TASK: Provide only the number of lines in the listing that contain the string "grid".

────────────────

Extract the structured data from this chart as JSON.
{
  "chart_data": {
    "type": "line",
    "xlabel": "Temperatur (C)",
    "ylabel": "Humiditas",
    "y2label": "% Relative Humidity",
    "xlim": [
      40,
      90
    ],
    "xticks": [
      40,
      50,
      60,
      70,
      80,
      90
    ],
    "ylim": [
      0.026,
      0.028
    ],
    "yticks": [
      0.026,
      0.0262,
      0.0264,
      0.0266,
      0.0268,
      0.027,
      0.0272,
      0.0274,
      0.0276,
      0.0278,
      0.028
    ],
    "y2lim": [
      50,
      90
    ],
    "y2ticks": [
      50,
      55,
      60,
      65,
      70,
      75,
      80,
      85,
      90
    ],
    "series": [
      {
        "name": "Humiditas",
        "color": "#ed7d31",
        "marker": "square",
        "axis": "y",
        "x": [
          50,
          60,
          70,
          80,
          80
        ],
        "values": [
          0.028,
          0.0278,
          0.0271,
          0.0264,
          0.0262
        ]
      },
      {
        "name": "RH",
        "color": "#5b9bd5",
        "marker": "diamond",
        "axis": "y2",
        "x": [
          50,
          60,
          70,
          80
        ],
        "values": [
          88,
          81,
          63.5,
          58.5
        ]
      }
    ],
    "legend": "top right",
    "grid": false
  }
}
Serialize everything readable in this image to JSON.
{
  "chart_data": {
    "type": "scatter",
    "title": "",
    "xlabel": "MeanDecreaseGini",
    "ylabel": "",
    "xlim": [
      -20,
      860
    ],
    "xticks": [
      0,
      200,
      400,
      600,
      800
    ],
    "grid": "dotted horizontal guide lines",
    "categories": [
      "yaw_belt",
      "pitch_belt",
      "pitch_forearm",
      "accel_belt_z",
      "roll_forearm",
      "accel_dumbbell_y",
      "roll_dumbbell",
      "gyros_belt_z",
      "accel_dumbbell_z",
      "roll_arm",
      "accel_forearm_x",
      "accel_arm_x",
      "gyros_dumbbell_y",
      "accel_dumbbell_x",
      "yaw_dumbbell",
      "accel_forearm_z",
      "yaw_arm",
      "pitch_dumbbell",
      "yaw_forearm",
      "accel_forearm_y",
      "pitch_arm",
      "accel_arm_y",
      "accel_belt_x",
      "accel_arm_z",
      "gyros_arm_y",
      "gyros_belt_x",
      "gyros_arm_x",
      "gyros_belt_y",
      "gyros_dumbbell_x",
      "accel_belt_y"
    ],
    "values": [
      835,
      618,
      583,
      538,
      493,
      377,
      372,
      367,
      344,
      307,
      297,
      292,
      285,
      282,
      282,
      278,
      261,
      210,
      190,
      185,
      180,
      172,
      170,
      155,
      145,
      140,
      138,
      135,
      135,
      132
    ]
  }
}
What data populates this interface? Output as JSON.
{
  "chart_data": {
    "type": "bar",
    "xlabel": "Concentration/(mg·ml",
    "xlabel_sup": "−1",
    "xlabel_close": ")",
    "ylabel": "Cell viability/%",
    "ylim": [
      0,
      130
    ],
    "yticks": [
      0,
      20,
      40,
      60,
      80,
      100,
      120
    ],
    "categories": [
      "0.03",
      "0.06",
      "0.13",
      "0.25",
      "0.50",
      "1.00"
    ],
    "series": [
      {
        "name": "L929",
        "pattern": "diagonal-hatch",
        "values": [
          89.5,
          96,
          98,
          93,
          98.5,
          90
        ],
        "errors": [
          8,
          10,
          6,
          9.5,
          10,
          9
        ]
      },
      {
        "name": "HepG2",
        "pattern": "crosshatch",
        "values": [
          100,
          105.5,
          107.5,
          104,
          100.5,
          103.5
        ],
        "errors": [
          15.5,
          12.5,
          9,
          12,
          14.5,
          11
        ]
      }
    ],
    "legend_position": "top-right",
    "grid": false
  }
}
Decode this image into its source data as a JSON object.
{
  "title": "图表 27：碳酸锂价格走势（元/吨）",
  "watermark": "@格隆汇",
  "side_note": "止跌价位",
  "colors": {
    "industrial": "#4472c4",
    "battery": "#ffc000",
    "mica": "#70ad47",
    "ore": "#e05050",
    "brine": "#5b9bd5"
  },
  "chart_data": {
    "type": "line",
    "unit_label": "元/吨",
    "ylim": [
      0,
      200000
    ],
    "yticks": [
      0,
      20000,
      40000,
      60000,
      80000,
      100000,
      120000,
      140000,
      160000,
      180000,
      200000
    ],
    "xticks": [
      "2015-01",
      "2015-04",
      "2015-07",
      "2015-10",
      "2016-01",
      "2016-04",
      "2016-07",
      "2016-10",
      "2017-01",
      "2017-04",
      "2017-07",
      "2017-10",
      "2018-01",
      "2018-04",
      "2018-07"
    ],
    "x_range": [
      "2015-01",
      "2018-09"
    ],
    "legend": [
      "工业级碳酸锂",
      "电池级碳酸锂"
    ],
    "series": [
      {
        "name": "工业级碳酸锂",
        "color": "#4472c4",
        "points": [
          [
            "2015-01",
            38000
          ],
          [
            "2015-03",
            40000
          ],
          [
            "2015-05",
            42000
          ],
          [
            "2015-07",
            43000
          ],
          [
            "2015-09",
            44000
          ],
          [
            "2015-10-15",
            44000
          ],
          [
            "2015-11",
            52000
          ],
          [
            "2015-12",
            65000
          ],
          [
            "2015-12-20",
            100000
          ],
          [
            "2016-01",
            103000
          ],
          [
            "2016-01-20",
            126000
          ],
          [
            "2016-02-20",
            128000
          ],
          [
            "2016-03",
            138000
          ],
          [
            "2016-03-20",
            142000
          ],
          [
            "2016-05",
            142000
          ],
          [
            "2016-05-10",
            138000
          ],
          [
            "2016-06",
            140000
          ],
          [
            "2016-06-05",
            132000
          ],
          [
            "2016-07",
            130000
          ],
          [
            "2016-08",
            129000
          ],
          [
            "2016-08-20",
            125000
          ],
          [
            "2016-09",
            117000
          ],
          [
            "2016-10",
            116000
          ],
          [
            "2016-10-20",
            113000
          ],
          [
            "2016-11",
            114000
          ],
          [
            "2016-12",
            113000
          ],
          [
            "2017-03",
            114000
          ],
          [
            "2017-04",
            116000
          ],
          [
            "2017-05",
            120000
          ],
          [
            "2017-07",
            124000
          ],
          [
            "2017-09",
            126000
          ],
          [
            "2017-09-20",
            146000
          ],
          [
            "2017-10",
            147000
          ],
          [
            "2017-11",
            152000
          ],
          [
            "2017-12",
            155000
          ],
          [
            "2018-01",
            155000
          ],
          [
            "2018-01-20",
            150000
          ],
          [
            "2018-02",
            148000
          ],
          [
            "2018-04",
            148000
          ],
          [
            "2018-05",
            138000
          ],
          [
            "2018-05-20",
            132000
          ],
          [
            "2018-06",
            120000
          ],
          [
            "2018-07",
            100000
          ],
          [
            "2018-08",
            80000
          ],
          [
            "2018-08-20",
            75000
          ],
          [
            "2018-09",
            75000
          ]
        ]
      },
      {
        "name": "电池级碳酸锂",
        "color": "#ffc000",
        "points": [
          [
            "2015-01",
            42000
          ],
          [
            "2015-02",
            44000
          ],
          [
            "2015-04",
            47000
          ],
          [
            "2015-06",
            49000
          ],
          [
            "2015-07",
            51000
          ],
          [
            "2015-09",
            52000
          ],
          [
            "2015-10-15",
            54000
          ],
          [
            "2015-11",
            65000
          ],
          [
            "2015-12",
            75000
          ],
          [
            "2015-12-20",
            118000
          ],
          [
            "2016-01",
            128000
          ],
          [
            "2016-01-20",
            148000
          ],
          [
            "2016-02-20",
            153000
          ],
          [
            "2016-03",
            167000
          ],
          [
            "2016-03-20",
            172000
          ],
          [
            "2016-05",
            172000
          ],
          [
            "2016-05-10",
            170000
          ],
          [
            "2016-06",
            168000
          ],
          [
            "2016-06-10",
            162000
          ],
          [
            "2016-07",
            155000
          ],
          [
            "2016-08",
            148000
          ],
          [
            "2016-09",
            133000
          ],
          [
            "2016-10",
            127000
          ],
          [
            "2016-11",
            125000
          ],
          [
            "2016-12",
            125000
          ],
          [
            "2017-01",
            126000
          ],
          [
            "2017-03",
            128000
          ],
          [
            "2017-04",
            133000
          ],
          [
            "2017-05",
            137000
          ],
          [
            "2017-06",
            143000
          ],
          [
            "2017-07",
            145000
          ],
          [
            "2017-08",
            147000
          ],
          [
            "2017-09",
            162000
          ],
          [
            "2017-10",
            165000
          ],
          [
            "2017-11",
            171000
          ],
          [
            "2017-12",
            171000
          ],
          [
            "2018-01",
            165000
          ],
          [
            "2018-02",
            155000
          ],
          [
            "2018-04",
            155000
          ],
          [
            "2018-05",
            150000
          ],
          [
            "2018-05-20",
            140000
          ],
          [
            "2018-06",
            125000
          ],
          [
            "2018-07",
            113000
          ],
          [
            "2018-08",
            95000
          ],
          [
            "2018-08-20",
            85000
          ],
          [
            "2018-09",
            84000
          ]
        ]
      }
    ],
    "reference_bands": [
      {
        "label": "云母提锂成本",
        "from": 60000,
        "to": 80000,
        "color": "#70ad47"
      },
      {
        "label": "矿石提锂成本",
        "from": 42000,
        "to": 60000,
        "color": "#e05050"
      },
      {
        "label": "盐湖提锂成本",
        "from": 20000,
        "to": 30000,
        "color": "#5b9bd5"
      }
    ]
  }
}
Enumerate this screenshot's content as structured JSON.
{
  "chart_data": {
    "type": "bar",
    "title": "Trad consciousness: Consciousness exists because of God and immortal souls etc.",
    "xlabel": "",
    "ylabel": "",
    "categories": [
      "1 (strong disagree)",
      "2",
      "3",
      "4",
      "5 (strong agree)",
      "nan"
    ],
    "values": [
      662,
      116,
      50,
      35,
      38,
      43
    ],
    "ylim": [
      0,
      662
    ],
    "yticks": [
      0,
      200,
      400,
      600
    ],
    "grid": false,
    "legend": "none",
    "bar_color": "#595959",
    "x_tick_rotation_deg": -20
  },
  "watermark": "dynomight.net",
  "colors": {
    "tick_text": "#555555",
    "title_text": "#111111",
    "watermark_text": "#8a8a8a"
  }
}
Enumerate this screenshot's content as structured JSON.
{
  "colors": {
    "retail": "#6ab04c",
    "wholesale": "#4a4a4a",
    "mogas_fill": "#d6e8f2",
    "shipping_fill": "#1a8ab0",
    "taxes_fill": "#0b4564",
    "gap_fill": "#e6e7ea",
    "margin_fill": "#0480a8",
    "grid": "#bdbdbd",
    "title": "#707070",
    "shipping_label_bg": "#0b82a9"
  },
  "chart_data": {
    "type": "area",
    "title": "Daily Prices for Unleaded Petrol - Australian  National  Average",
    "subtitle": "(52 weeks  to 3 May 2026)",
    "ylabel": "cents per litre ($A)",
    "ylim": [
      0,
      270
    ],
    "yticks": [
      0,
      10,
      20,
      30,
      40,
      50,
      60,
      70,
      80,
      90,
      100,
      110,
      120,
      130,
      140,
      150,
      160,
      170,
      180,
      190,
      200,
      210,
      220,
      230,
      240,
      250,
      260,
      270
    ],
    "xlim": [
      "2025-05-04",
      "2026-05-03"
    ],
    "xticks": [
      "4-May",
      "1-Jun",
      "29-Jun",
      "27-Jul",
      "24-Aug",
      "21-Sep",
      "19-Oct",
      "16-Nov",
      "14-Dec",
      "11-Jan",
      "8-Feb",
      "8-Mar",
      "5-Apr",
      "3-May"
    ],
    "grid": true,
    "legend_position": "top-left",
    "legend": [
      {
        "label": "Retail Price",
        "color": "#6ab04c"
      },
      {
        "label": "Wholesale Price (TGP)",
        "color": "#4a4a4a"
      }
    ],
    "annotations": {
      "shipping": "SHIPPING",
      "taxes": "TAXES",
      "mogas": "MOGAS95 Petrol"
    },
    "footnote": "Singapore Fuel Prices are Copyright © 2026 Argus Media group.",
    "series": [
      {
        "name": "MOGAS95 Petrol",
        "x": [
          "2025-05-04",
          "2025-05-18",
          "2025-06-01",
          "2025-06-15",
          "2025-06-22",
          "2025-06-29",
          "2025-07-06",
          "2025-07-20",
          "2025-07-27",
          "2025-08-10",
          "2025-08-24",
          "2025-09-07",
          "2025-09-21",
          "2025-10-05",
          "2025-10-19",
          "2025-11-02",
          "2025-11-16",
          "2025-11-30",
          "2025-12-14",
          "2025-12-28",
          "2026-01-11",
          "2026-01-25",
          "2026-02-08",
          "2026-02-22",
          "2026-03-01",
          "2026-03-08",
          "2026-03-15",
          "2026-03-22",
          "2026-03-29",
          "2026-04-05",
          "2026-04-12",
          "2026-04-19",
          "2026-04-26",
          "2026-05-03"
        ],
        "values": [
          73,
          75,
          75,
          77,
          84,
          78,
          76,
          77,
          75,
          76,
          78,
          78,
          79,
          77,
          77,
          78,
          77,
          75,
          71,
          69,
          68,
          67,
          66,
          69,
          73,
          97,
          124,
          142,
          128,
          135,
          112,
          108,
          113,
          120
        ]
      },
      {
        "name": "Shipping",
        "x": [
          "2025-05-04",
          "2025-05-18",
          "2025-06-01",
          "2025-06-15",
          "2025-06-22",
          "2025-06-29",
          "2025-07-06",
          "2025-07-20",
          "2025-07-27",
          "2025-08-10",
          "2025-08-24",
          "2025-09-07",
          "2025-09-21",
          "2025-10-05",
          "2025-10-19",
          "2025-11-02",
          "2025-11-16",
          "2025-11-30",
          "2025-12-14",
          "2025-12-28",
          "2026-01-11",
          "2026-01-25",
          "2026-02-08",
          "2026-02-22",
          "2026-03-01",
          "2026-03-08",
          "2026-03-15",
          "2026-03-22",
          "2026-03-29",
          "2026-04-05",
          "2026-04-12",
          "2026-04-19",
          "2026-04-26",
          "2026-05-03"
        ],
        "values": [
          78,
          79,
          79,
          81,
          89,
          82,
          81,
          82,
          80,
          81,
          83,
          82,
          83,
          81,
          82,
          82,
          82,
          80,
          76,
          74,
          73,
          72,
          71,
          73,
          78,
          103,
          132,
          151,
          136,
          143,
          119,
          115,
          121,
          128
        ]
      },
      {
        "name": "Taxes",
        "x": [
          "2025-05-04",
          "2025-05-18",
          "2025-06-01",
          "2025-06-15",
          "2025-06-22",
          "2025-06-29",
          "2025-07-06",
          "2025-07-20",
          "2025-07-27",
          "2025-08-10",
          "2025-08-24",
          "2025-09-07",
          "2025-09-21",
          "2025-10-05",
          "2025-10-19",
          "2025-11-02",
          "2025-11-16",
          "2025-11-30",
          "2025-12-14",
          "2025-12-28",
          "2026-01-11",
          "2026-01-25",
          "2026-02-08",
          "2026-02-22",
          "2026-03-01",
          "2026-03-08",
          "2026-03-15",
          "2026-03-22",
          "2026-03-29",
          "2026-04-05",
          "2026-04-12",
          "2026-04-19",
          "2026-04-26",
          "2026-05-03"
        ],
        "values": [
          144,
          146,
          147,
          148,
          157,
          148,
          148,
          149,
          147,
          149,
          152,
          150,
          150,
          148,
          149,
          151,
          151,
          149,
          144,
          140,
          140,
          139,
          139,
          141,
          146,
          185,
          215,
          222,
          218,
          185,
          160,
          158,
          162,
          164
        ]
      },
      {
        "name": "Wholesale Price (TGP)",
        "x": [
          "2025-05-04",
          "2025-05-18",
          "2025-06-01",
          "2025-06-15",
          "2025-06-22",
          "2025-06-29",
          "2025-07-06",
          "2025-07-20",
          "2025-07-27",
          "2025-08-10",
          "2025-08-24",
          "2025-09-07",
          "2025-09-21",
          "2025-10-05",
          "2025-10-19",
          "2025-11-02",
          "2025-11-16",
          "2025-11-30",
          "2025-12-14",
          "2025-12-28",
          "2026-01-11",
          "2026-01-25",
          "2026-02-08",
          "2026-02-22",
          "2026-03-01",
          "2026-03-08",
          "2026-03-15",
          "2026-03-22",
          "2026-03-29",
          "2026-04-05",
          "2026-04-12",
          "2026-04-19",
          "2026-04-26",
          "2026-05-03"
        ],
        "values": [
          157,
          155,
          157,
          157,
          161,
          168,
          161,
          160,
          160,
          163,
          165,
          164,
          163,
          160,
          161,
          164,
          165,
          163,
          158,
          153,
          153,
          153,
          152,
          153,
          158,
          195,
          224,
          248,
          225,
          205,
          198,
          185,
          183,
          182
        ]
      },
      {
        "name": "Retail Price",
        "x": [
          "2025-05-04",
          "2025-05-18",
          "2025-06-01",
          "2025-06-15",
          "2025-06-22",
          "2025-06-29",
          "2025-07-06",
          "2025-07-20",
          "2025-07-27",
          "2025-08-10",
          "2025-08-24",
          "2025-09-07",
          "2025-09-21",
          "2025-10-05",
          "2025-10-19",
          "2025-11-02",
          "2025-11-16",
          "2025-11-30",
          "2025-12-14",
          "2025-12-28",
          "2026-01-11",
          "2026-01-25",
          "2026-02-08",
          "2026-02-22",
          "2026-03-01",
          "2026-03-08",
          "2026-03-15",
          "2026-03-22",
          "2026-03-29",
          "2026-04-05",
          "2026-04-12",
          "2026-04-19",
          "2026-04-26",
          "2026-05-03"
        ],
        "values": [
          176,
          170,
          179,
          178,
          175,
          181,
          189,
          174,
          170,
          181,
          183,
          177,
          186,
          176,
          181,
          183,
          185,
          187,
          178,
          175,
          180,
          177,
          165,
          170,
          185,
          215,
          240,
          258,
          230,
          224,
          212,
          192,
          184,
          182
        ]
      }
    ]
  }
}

────────────────

SOLUTION TO THE EXERCISE: 6